To be done — Quote every line as written. Omit pictures.

[A run of records]
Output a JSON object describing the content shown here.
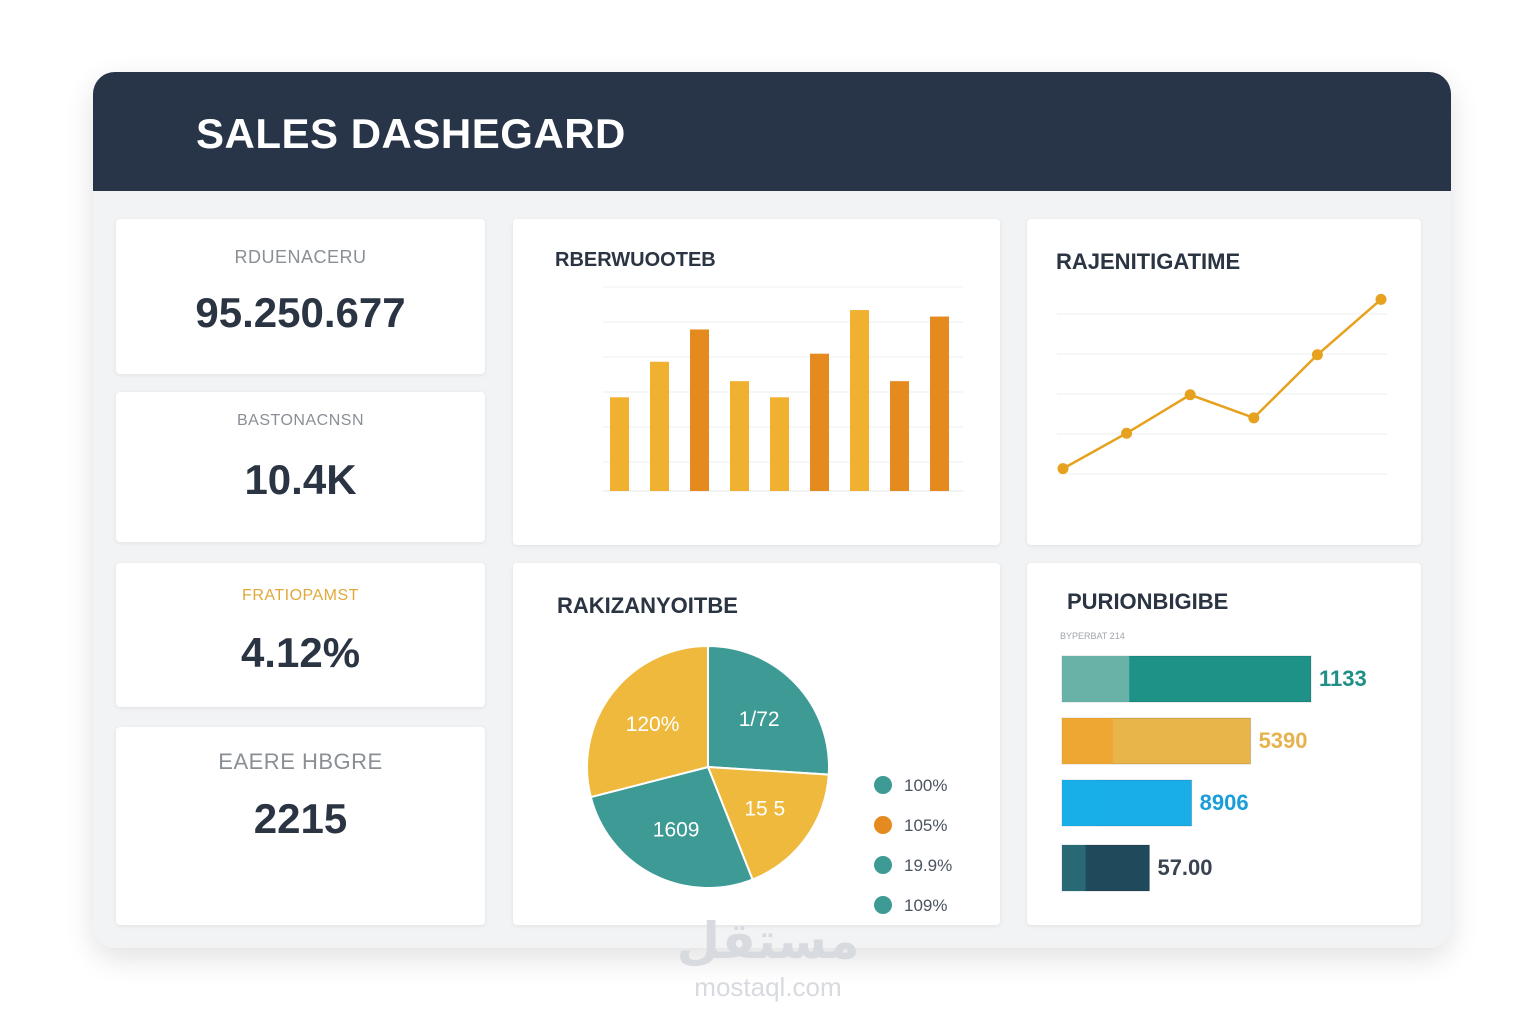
{
  "header": {
    "title": "SALES DASHEGARD"
  },
  "kpis": [
    {
      "label": "RDUENACERU",
      "value": "95.250.677"
    },
    {
      "label": "BASTONACNSN",
      "value": "10.4K"
    },
    {
      "label": "FRATIOPAMST",
      "value": "4.12%"
    },
    {
      "label": "EAERE HBGRE",
      "value": "2215"
    }
  ],
  "bar_card": {
    "title": "RBERWUOOTEB",
    "chart_data": {
      "type": "bar",
      "values": [
        58,
        80,
        100,
        68,
        58,
        85,
        112,
        68,
        108
      ],
      "ylim": [
        0,
        130
      ],
      "colors": [
        "#f0b030",
        "#f0b030",
        "#e58a1f",
        "#f0b030",
        "#f0b030",
        "#e58a1f",
        "#f0b030",
        "#e58a1f",
        "#e58a1f"
      ]
    }
  },
  "line_card": {
    "title": "RAJENITIGATIME",
    "chart_data": {
      "type": "line",
      "values": [
        10,
        33,
        58,
        43,
        84,
        120
      ],
      "ylim": [
        0,
        130
      ],
      "color": "#e6a21e"
    }
  },
  "pie_card": {
    "title": "RAKIZANYOITBE",
    "chart_data": {
      "type": "pie",
      "slices": [
        {
          "label": "1/72",
          "value": 26,
          "color": "#3d9a94"
        },
        {
          "label": "15 5",
          "value": 18,
          "color": "#efb93e"
        },
        {
          "label": "1609",
          "value": 27,
          "color": "#3d9a94"
        },
        {
          "label": "120%",
          "value": 29,
          "color": "#efb93e"
        }
      ]
    },
    "legend": [
      {
        "label": "100%",
        "color": "#3d9a94"
      },
      {
        "label": "105%",
        "color": "#e58a1f"
      },
      {
        "label": "19.9%",
        "color": "#3d9a94"
      },
      {
        "label": "109%",
        "color": "#3d9a94"
      }
    ]
  },
  "hbar_card": {
    "title": "PURIONBIGIBE",
    "subtitle": "BYPERBAT 214",
    "chart_data": {
      "type": "bar",
      "orientation": "horizontal",
      "bars": [
        {
          "label": "1133",
          "value": 1133,
          "color": "#1f9288",
          "accent": "#76b7ae",
          "text_color": "#1f8f87"
        },
        {
          "label": "5390",
          "value": 858,
          "color": "#e8b54a",
          "accent": "#f0a430",
          "text_color": "#e6b24e"
        },
        {
          "label": "8906",
          "value": 590,
          "color": "#19aee8",
          "accent": "#19aee8",
          "text_color": "#1a9ed8"
        },
        {
          "label": "57.00",
          "value": 398,
          "color": "#1f4a5c",
          "accent": "#2b6e7a",
          "text_color": "#3a4450"
        }
      ],
      "xlim": [
        0,
        1133
      ]
    }
  },
  "watermark": {
    "logo": "مستقل",
    "url": "mostaql.com"
  }
}
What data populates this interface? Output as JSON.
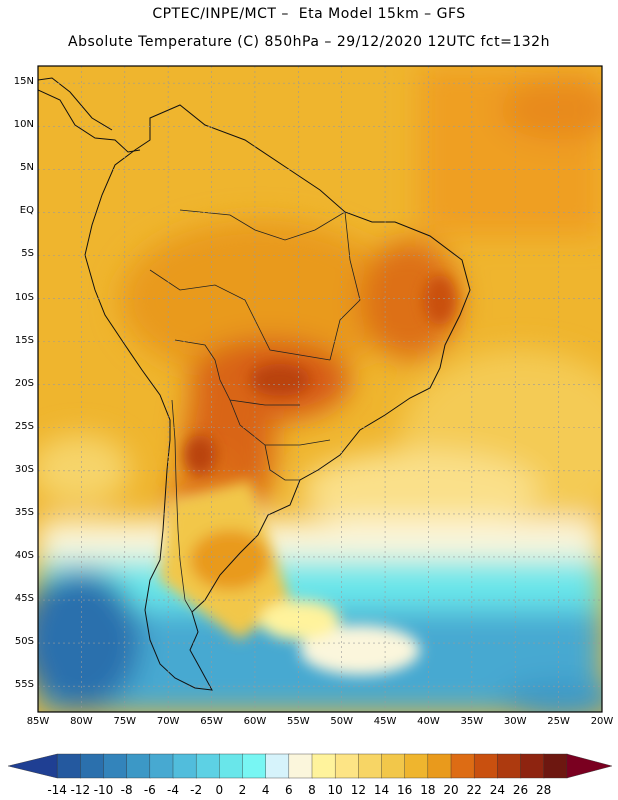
{
  "header": {
    "line1": "CPTEC/INPE/MCT –  Eta Model 15km – GFS",
    "line2": "Absolute Temperature (C) 850hPa – 29/12/2020 12UTC fct=132h"
  },
  "map": {
    "region": "South America",
    "lon_range_deg": [
      -85,
      -20
    ],
    "lat_range_deg": [
      -58,
      17
    ],
    "lat_labels": [
      "15N",
      "10N",
      "5N",
      "EQ",
      "5S",
      "10S",
      "15S",
      "20S",
      "25S",
      "30S",
      "35S",
      "40S",
      "45S",
      "50S",
      "55S"
    ],
    "lat_values": [
      15,
      10,
      5,
      0,
      -5,
      -10,
      -15,
      -20,
      -25,
      -30,
      -35,
      -40,
      -45,
      -50,
      -55
    ],
    "lon_labels": [
      "85W",
      "80W",
      "75W",
      "70W",
      "65W",
      "60W",
      "55W",
      "50W",
      "45W",
      "40W",
      "35W",
      "30W",
      "25W",
      "20W"
    ],
    "lon_values": [
      -85,
      -80,
      -75,
      -70,
      -65,
      -60,
      -55,
      -50,
      -45,
      -40,
      -35,
      -30,
      -25,
      -20
    ]
  },
  "colorbar": {
    "units": "°C",
    "labels": [
      "-14",
      "-12",
      "-10",
      "-8",
      "-6",
      "-4",
      "-2",
      "0",
      "2",
      "4",
      "6",
      "8",
      "10",
      "12",
      "14",
      "16",
      "18",
      "20",
      "22",
      "24",
      "26",
      "28"
    ],
    "colors": [
      "#1f3f93",
      "#24599f",
      "#2b70ad",
      "#3384bb",
      "#3c98c6",
      "#47a9d1",
      "#51bddc",
      "#5dd1e4",
      "#69e6ea",
      "#78f6f3",
      "#d6f3fb",
      "#fbf6dc",
      "#fff39c",
      "#fde485",
      "#f7d565",
      "#f2c74a",
      "#efb52e",
      "#e99a1c",
      "#dd6c14",
      "#c9500f",
      "#ad3a0f",
      "#8e2410",
      "#6d1710",
      "#7a0020"
    ]
  }
}
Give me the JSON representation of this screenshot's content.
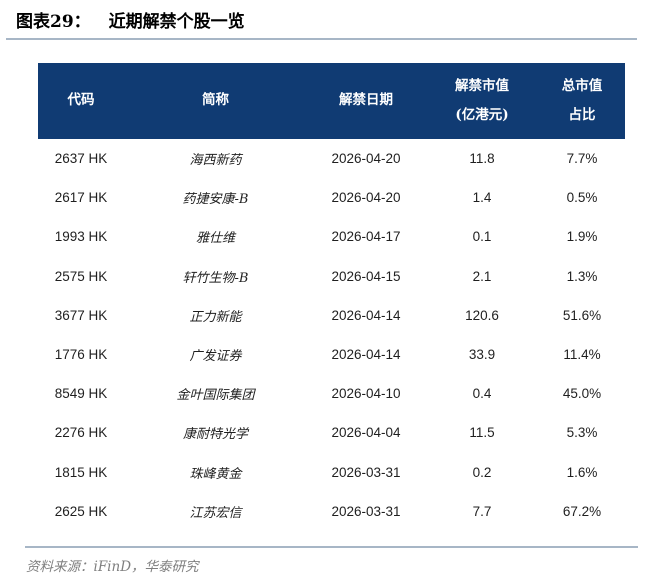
{
  "title": {
    "label": "图表29：",
    "text": "近期解禁个股一览"
  },
  "colors": {
    "header_bg": "#103B73",
    "rule": "#A7B6C6",
    "source_text": "#7F7F7F",
    "title_text": "#000000",
    "body_text": "#1F1F1F"
  },
  "table": {
    "columns": [
      {
        "title": "代码",
        "subtitle": ""
      },
      {
        "title": "简称",
        "subtitle": ""
      },
      {
        "title": "解禁日期",
        "subtitle": ""
      },
      {
        "title": "解禁市值",
        "subtitle": "(亿港元)"
      },
      {
        "title": "总市值",
        "subtitle": "占比"
      }
    ],
    "rows": [
      {
        "code": "2637 HK",
        "name": "海西新药",
        "date": "2026-04-20",
        "value": "11.8",
        "pct": "7.7%"
      },
      {
        "code": "2617 HK",
        "name": "药捷安康-B",
        "date": "2026-04-20",
        "value": "1.4",
        "pct": "0.5%"
      },
      {
        "code": "1993 HK",
        "name": "雅仕维",
        "date": "2026-04-17",
        "value": "0.1",
        "pct": "1.9%"
      },
      {
        "code": "2575 HK",
        "name": "轩竹生物-B",
        "date": "2026-04-15",
        "value": "2.1",
        "pct": "1.3%"
      },
      {
        "code": "3677 HK",
        "name": "正力新能",
        "date": "2026-04-14",
        "value": "120.6",
        "pct": "51.6%"
      },
      {
        "code": "1776 HK",
        "name": "广发证券",
        "date": "2026-04-14",
        "value": "33.9",
        "pct": "11.4%"
      },
      {
        "code": "8549 HK",
        "name": "金叶国际集团",
        "date": "2026-04-10",
        "value": "0.4",
        "pct": "45.0%"
      },
      {
        "code": "2276 HK",
        "name": "康耐特光学",
        "date": "2026-04-04",
        "value": "11.5",
        "pct": "5.3%"
      },
      {
        "code": "1815 HK",
        "name": "珠峰黄金",
        "date": "2026-03-31",
        "value": "0.2",
        "pct": "1.6%"
      },
      {
        "code": "2625 HK",
        "name": "江苏宏信",
        "date": "2026-03-31",
        "value": "7.7",
        "pct": "67.2%"
      }
    ]
  },
  "footer": {
    "source": "资料来源：iFinD，华泰研究"
  }
}
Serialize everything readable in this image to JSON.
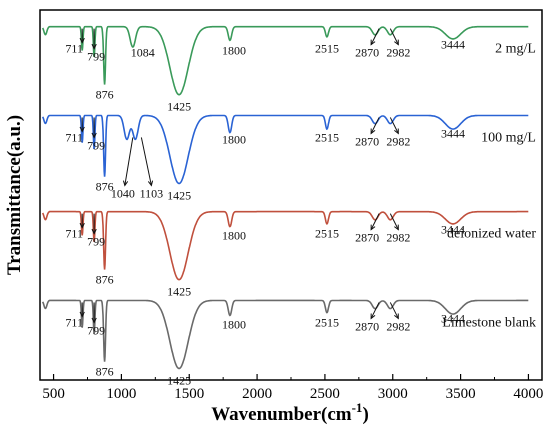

Output of the exercise —
Output a JSON object describing the content shown here.
{
  "header": {
    "title": "SALES DASHEGARD"
  },
  "kpis": [
    {
      "label": "RDUENACERU",
      "value": "95.250.677"
    },
    {
      "label": "BASTONACNSN",
      "value": "10.4K"
    },
    {
      "label": "FRATIOPAMST",
      "value": "4.12%"
    },
    {
      "label": "EAERE HBGRE",
      "value": "2215"
    }
  ],
  "bar_card": {
    "title": "RBERWUOOTEB",
    "chart_data": {
      "type": "bar",
      "values": [
        58,
        80,
        100,
        68,
        58,
        85,
        112,
        68,
        108
      ],
      "ylim": [
        0,
        130
      ],
      "colors": [
        "#f0b030",
        "#f0b030",
        "#e58a1f",
        "#f0b030",
        "#f0b030",
        "#e58a1f",
        "#f0b030",
        "#e58a1f",
        "#e58a1f"
      ]
    }
  },
  "line_card": {
    "title": "RAJENITIGATIME",
    "chart_data": {
      "type": "line",
      "values": [
        10,
        33,
        58,
        43,
        84,
        120
      ],
      "ylim": [
        0,
        130
      ],
      "color": "#e6a21e"
    }
  },
  "pie_card": {
    "title": "RAKIZANYOITBE",
    "chart_data": {
      "type": "pie",
      "slices": [
        {
          "label": "1/72",
          "value": 26,
          "color": "#3d9a94"
        },
        {
          "label": "15 5",
          "value": 18,
          "color": "#efb93e"
        },
        {
          "label": "1609",
          "value": 27,
          "color": "#3d9a94"
        },
        {
          "label": "120%",
          "value": 29,
          "color": "#efb93e"
        }
      ]
    },
    "legend": [
      {
        "label": "100%",
        "color": "#3d9a94"
      },
      {
        "label": "105%",
        "color": "#e58a1f"
      },
      {
        "label": "19.9%",
        "color": "#3d9a94"
      },
      {
        "label": "109%",
        "color": "#3d9a94"
      }
    ]
  },
  "hbar_card": {
    "title": "PURIONBIGIBE",
    "subtitle": "BYPERBAT 214",
    "chart_data": {
      "type": "bar",
      "orientation": "horizontal",
      "bars": [
        {
          "label": "1133",
          "value": 1133,
          "color": "#1f9288",
          "accent": "#76b7ae",
          "text_color": "#1f8f87"
        },
        {
          "label": "5390",
          "value": 858,
          "color": "#e8b54a",
          "accent": "#f0a430",
          "text_color": "#e6b24e"
        },
        {
          "label": "8906",
          "value": 590,
          "color": "#19aee8",
          "accent": "#19aee8",
          "text_color": "#1a9ed8"
        },
        {
          "label": "57.00",
          "value": 398,
          "color": "#1f4a5c",
          "accent": "#2b6e7a",
          "text_color": "#3a4450"
        }
      ],
      "xlim": [
        0,
        1133
      ]
    }
  },
  "watermark": {
    "logo": "مستقل",
    "url": "mostaql.com"
  }
}
What data populates this interface? Output as JSON.
{
  "header": {
    "line1": "CPTEC/INPE/MCT –  Eta Model 15km – GFS",
    "line2": "Absolute Temperature (C) 850hPa – 29/12/2020 12UTC fct=132h"
  },
  "map": {
    "region": "South America",
    "lon_range_deg": [
      -85,
      -20
    ],
    "lat_range_deg": [
      -58,
      17
    ],
    "lat_labels": [
      "15N",
      "10N",
      "5N",
      "EQ",
      "5S",
      "10S",
      "15S",
      "20S",
      "25S",
      "30S",
      "35S",
      "40S",
      "45S",
      "50S",
      "55S"
    ],
    "lat_values": [
      15,
      10,
      5,
      0,
      -5,
      -10,
      -15,
      -20,
      -25,
      -30,
      -35,
      -40,
      -45,
      -50,
      -55
    ],
    "lon_labels": [
      "85W",
      "80W",
      "75W",
      "70W",
      "65W",
      "60W",
      "55W",
      "50W",
      "45W",
      "40W",
      "35W",
      "30W",
      "25W",
      "20W"
    ],
    "lon_values": [
      -85,
      -80,
      -75,
      -70,
      -65,
      -60,
      -55,
      -50,
      -45,
      -40,
      -35,
      -30,
      -25,
      -20
    ]
  },
  "colorbar": {
    "units": "°C",
    "labels": [
      "-14",
      "-12",
      "-10",
      "-8",
      "-6",
      "-4",
      "-2",
      "0",
      "2",
      "4",
      "6",
      "8",
      "10",
      "12",
      "14",
      "16",
      "18",
      "20",
      "22",
      "24",
      "26",
      "28"
    ],
    "colors": [
      "#1f3f93",
      "#24599f",
      "#2b70ad",
      "#3384bb",
      "#3c98c6",
      "#47a9d1",
      "#51bddc",
      "#5dd1e4",
      "#69e6ea",
      "#78f6f3",
      "#d6f3fb",
      "#fbf6dc",
      "#fff39c",
      "#fde485",
      "#f7d565",
      "#f2c74a",
      "#efb52e",
      "#e99a1c",
      "#dd6c14",
      "#c9500f",
      "#ad3a0f",
      "#8e2410",
      "#6d1710",
      "#7a0020"
    ]
  }
}
Give me the JSON representation of this screenshot's content.
{
  "title": {
    "label": "图表29：",
    "text": "近期解禁个股一览"
  },
  "colors": {
    "header_bg": "#103B73",
    "rule": "#A7B6C6",
    "source_text": "#7F7F7F",
    "title_text": "#000000",
    "body_text": "#1F1F1F"
  },
  "table": {
    "columns": [
      {
        "title": "代码",
        "subtitle": ""
      },
      {
        "title": "简称",
        "subtitle": ""
      },
      {
        "title": "解禁日期",
        "subtitle": ""
      },
      {
        "title": "解禁市值",
        "subtitle": "(亿港元)"
      },
      {
        "title": "总市值",
        "subtitle": "占比"
      }
    ],
    "rows": [
      {
        "code": "2637 HK",
        "name": "海西新药",
        "date": "2026-04-20",
        "value": "11.8",
        "pct": "7.7%"
      },
      {
        "code": "2617 HK",
        "name": "药捷安康-B",
        "date": "2026-04-20",
        "value": "1.4",
        "pct": "0.5%"
      },
      {
        "code": "1993 HK",
        "name": "雅仕维",
        "date": "2026-04-17",
        "value": "0.1",
        "pct": "1.9%"
      },
      {
        "code": "2575 HK",
        "name": "轩竹生物-B",
        "date": "2026-04-15",
        "value": "2.1",
        "pct": "1.3%"
      },
      {
        "code": "3677 HK",
        "name": "正力新能",
        "date": "2026-04-14",
        "value": "120.6",
        "pct": "51.6%"
      },
      {
        "code": "1776 HK",
        "name": "广发证券",
        "date": "2026-04-14",
        "value": "33.9",
        "pct": "11.4%"
      },
      {
        "code": "8549 HK",
        "name": "金叶国际集团",
        "date": "2026-04-10",
        "value": "0.4",
        "pct": "45.0%"
      },
      {
        "code": "2276 HK",
        "name": "康耐特光学",
        "date": "2026-04-04",
        "value": "11.5",
        "pct": "5.3%"
      },
      {
        "code": "1815 HK",
        "name": "珠峰黄金",
        "date": "2026-03-31",
        "value": "0.2",
        "pct": "1.6%"
      },
      {
        "code": "2625 HK",
        "name": "江苏宏信",
        "date": "2026-03-31",
        "value": "7.7",
        "pct": "67.2%"
      }
    ]
  },
  "footer": {
    "source": "资料来源：iFinD，华泰研究"
  }
}
Serialize everything readable in this image to JSON.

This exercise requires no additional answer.